**TASK TO CARRY OUT:**
Find and return each line containing "style".

:::::

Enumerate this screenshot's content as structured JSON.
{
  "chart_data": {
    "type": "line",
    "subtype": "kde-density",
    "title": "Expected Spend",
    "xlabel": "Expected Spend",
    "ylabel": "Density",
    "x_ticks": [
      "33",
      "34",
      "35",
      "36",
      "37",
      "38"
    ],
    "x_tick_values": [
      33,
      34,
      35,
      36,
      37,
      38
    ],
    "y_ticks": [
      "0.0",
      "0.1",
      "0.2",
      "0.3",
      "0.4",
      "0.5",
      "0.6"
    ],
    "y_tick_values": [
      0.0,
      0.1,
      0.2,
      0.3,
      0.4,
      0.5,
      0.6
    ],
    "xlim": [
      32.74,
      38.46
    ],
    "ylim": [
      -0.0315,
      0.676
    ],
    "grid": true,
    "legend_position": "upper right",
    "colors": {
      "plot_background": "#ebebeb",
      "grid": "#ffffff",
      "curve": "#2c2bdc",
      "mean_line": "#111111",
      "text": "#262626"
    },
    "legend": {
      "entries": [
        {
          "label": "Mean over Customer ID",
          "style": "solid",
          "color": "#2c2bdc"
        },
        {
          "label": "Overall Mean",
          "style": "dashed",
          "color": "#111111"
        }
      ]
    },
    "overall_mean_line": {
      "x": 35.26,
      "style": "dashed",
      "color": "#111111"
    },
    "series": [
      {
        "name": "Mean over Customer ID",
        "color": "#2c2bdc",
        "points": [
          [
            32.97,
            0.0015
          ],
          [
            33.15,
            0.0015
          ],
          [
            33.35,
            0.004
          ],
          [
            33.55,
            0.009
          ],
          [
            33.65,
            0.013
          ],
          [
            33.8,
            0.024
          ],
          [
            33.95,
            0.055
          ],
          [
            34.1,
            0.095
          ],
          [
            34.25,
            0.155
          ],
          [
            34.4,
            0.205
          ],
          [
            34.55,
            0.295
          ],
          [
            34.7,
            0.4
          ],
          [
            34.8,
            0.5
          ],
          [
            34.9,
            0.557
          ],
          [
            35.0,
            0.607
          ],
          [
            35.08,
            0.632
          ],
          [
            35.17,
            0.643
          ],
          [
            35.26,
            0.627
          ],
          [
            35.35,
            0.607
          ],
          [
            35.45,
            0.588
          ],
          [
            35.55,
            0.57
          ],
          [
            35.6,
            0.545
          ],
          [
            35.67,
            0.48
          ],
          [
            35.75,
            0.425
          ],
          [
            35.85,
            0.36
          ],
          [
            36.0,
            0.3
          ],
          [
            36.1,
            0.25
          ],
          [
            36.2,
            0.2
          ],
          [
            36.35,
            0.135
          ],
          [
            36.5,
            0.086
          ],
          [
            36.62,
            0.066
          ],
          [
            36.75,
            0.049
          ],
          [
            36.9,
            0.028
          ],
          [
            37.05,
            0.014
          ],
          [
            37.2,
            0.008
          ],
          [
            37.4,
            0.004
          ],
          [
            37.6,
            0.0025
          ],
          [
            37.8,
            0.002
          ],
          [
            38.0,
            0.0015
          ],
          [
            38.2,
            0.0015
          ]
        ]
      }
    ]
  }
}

:::::

**THE ANSWER:**
          "style": "solid",
          "style": "dashed",
      "style": "dashed",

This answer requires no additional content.